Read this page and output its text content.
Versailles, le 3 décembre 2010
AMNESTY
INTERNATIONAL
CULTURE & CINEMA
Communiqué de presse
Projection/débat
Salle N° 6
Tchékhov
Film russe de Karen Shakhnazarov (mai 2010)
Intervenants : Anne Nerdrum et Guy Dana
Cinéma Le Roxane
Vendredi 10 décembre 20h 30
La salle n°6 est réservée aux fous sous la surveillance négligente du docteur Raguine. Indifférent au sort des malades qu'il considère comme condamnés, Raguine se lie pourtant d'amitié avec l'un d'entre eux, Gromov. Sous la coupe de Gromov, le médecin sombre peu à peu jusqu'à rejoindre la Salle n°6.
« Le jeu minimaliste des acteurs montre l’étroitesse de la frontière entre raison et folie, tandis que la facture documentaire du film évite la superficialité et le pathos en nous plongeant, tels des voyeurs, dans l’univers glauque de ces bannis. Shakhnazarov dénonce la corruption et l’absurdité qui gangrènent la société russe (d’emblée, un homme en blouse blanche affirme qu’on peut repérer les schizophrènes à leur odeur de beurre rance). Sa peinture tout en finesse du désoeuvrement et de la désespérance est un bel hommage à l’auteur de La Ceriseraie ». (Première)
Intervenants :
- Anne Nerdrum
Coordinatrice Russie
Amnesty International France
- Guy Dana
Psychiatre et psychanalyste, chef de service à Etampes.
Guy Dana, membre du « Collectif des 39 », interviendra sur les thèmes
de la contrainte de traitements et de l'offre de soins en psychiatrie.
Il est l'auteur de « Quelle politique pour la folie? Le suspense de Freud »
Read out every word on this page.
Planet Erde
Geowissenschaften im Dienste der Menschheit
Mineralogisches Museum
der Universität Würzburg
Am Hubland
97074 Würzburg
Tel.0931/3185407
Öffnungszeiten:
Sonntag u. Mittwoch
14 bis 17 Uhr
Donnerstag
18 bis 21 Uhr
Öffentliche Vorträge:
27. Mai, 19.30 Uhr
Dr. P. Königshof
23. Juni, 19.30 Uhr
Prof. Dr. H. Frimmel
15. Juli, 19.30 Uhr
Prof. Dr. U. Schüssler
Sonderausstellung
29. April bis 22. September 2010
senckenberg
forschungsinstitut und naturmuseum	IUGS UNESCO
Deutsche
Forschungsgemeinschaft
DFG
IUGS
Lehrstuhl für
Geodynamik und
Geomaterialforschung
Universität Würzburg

*****

**Task description**:
Take the lines above and retype all of them exactly.

**Solution to this problem**:
Read this page and output its text content.
Versailles, le 3 décembre 2010
AMNESTY
INTERNATIONAL
CULTURE & CINEMA
Communiqué de presse
Projection/débat
Salle N° 6
Tchékhov
Film russe de Karen Shakhnazarov (mai 2010)
Intervenants : Anne Nerdrum et Guy Dana
Cinéma Le Roxane
Vendredi 10 décembre 20h 30
La salle n°6 est réservée aux fous sous la surveillance négligente du docteur Raguine. Indifférent au sort des malades qu'il considère comme condamnés, Raguine se lie pourtant d'amitié avec l'un d'entre eux, Gromov. Sous la coupe de Gromov, le médecin sombre peu à peu jusqu'à rejoindre la Salle n°6.
« Le jeu minimaliste des acteurs montre l’étroitesse de la frontière entre raison et folie, tandis que la facture documentaire du film évite la superficialité et le pathos en nous plongeant, tels des voyeurs, dans l’univers glauque de ces bannis. Shakhnazarov dénonce la corruption et l’absurdité qui gangrènent la société russe (d’emblée, un homme en blouse blanche affirme qu’on peut repérer les schizophrènes à leur odeur de beurre rance). Sa peinture tout en finesse du désoeuvrement et de la désespérance est un bel hommage à l’auteur de La Ceriseraie ». (Première)
Intervenants :
- Anne Nerdrum
Coordinatrice Russie
Amnesty International France
- Guy Dana
Psychiatre et psychanalyste, chef de service à Etampes.
Guy Dana, membre du « Collectif des 39 », interviendra sur les thèmes
de la contrainte de traitements et de l'offre de soins en psychiatrie.
Il est l'auteur de « Quelle politique pour la folie? Le suspense de Freud »
Read out every word on this page.
Planet Erde
Geowissenschaften im Dienste der Menschheit
Mineralogisches Museum
der Universität Würzburg
Am Hubland
97074 Würzburg
Tel.0931/3185407
Öffnungszeiten:
Sonntag u. Mittwoch
14 bis 17 Uhr
Donnerstag
18 bis 21 Uhr
Öffentliche Vorträge:
27. Mai, 19.30 Uhr
Dr. P. Königshof
23. Juni, 19.30 Uhr
Prof. Dr. H. Frimmel
15. Juli, 19.30 Uhr
Prof. Dr. U. Schüssler
Sonderausstellung
29. April bis 22. September 2010
senckenberg
forschungsinstitut und naturmuseum	IUGS UNESCO
Deutsche
Forschungsgemeinschaft
DFG
IUGS
Lehrstuhl für
Geodynamik und
Geomaterialforschung
Universität Würzburg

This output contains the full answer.